§ **Given request**
Output the entries verbatim, including every line.

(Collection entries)
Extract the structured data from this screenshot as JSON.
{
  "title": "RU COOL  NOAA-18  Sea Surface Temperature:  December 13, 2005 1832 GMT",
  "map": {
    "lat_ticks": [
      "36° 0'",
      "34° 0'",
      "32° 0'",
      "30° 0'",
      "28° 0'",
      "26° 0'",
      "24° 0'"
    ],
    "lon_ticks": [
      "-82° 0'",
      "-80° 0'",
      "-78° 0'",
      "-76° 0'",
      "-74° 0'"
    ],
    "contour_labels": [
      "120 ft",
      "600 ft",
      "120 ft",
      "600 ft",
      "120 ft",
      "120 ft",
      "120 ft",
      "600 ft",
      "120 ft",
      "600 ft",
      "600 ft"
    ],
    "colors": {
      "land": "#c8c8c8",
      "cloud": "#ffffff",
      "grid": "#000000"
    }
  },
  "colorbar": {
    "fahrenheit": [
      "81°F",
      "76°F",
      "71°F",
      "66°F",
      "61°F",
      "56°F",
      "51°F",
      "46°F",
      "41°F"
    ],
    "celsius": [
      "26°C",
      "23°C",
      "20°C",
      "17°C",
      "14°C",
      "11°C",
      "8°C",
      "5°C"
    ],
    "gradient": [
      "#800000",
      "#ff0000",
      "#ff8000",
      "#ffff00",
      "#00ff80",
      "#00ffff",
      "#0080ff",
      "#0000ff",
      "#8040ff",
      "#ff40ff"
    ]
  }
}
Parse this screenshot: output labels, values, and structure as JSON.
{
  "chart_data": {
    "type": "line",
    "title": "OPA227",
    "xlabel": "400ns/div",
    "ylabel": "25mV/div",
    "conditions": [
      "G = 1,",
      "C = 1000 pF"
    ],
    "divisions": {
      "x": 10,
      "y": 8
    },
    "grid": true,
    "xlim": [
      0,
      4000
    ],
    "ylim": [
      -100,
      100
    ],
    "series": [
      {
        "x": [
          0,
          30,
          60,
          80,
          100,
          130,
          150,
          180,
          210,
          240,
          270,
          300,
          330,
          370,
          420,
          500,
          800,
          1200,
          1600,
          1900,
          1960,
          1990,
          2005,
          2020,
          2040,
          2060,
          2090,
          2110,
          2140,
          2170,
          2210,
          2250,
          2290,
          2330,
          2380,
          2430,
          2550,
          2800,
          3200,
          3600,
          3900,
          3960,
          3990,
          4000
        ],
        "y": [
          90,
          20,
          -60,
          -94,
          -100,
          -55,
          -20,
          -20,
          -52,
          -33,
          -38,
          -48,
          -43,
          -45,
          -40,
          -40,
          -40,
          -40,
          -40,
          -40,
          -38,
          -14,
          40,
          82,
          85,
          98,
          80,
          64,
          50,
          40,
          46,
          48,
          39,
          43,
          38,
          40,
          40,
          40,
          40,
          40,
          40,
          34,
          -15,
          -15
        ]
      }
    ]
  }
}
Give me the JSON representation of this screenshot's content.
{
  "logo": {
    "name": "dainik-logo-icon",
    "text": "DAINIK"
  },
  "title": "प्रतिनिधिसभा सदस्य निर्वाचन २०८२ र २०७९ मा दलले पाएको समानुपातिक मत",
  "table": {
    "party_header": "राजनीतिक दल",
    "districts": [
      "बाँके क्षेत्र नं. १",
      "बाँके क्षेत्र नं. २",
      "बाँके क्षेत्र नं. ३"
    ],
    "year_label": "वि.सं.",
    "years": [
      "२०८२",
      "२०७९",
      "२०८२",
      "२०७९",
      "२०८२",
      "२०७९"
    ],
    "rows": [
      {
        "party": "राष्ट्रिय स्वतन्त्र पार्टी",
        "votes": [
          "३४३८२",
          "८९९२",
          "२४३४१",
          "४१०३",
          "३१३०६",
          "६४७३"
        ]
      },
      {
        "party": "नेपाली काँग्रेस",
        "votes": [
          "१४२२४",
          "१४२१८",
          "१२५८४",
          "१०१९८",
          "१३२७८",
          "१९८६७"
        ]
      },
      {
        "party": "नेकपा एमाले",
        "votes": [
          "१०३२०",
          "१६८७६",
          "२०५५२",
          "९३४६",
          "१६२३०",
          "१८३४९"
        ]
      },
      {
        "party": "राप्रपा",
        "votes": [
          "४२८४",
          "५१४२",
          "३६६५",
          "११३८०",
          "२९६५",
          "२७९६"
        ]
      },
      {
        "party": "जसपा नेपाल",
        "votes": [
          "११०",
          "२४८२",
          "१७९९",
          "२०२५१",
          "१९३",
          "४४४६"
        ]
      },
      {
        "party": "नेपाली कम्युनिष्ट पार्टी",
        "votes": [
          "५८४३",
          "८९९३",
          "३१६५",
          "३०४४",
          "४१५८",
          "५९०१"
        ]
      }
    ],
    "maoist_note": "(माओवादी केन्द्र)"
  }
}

§ **Answer for this exercise**
Extract the structured data from this screenshot as JSON.
{
  "title": "RU COOL  NOAA-18  Sea Surface Temperature:  December 13, 2005 1832 GMT",
  "map": {
    "lat_ticks": [
      "36° 0'",
      "34° 0'",
      "32° 0'",
      "30° 0'",
      "28° 0'",
      "26° 0'",
      "24° 0'"
    ],
    "lon_ticks": [
      "-82° 0'",
      "-80° 0'",
      "-78° 0'",
      "-76° 0'",
      "-74° 0'"
    ],
    "contour_labels": [
      "120 ft",
      "600 ft",
      "120 ft",
      "600 ft",
      "120 ft",
      "120 ft",
      "120 ft",
      "600 ft",
      "120 ft",
      "600 ft",
      "600 ft"
    ],
    "colors": {
      "land": "#c8c8c8",
      "cloud": "#ffffff",
      "grid": "#000000"
    }
  },
  "colorbar": {
    "fahrenheit": [
      "81°F",
      "76°F",
      "71°F",
      "66°F",
      "61°F",
      "56°F",
      "51°F",
      "46°F",
      "41°F"
    ],
    "celsius": [
      "26°C",
      "23°C",
      "20°C",
      "17°C",
      "14°C",
      "11°C",
      "8°C",
      "5°C"
    ],
    "gradient": [
      "#800000",
      "#ff0000",
      "#ff8000",
      "#ffff00",
      "#00ff80",
      "#00ffff",
      "#0080ff",
      "#0000ff",
      "#8040ff",
      "#ff40ff"
    ]
  }
}
Parse this screenshot: output labels, values, and structure as JSON.
{
  "chart_data": {
    "type": "line",
    "title": "OPA227",
    "xlabel": "400ns/div",
    "ylabel": "25mV/div",
    "conditions": [
      "G = 1,",
      "C = 1000 pF"
    ],
    "divisions": {
      "x": 10,
      "y": 8
    },
    "grid": true,
    "xlim": [
      0,
      4000
    ],
    "ylim": [
      -100,
      100
    ],
    "series": [
      {
        "x": [
          0,
          30,
          60,
          80,
          100,
          130,
          150,
          180,
          210,
          240,
          270,
          300,
          330,
          370,
          420,
          500,
          800,
          1200,
          1600,
          1900,
          1960,
          1990,
          2005,
          2020,
          2040,
          2060,
          2090,
          2110,
          2140,
          2170,
          2210,
          2250,
          2290,
          2330,
          2380,
          2430,
          2550,
          2800,
          3200,
          3600,
          3900,
          3960,
          3990,
          4000
        ],
        "y": [
          90,
          20,
          -60,
          -94,
          -100,
          -55,
          -20,
          -20,
          -52,
          -33,
          -38,
          -48,
          -43,
          -45,
          -40,
          -40,
          -40,
          -40,
          -40,
          -40,
          -38,
          -14,
          40,
          82,
          85,
          98,
          80,
          64,
          50,
          40,
          46,
          48,
          39,
          43,
          38,
          40,
          40,
          40,
          40,
          40,
          40,
          34,
          -15,
          -15
        ]
      }
    ]
  }
}
Give me the JSON representation of this screenshot's content.
{
  "logo": {
    "name": "dainik-logo-icon",
    "text": "DAINIK"
  },
  "title": "प्रतिनिधिसभा सदस्य निर्वाचन २०८२ र २०७९ मा दलले पाएको समानुपातिक मत",
  "table": {
    "party_header": "राजनीतिक दल",
    "districts": [
      "बाँके क्षेत्र नं. १",
      "बाँके क्षेत्र नं. २",
      "बाँके क्षेत्र नं. ३"
    ],
    "year_label": "वि.सं.",
    "years": [
      "२०८२",
      "२०७९",
      "२०८२",
      "२०७९",
      "२०८२",
      "२०७९"
    ],
    "rows": [
      {
        "party": "राष्ट्रिय स्वतन्त्र पार्टी",
        "votes": [
          "३४३८२",
          "८९९२",
          "२४३४१",
          "४१०३",
          "३१३०६",
          "६४७३"
        ]
      },
      {
        "party": "नेपाली काँग्रेस",
        "votes": [
          "१४२२४",
          "१४२१८",
          "१२५८४",
          "१०१९८",
          "१३२७८",
          "१९८६७"
        ]
      },
      {
        "party": "नेकपा एमाले",
        "votes": [
          "१०३२०",
          "१६८७६",
          "२०५५२",
          "९३४६",
          "१६२३०",
          "१८३४९"
        ]
      },
      {
        "party": "राप्रपा",
        "votes": [
          "४२८४",
          "५१४२",
          "३६६५",
          "११३८०",
          "२९६५",
          "२७९६"
        ]
      },
      {
        "party": "जसपा नेपाल",
        "votes": [
          "११०",
          "२४८२",
          "१७९९",
          "२०२५१",
          "१९३",
          "४४४६"
        ]
      },
      {
        "party": "नेपाली कम्युनिष्ट पार्टी",
        "votes": [
          "५८४३",
          "८९९३",
          "३१६५",
          "३०४४",
          "४१५८",
          "५९०१"
        ]
      }
    ],
    "maoist_note": "(माओवादी केन्द्र)"
  }
}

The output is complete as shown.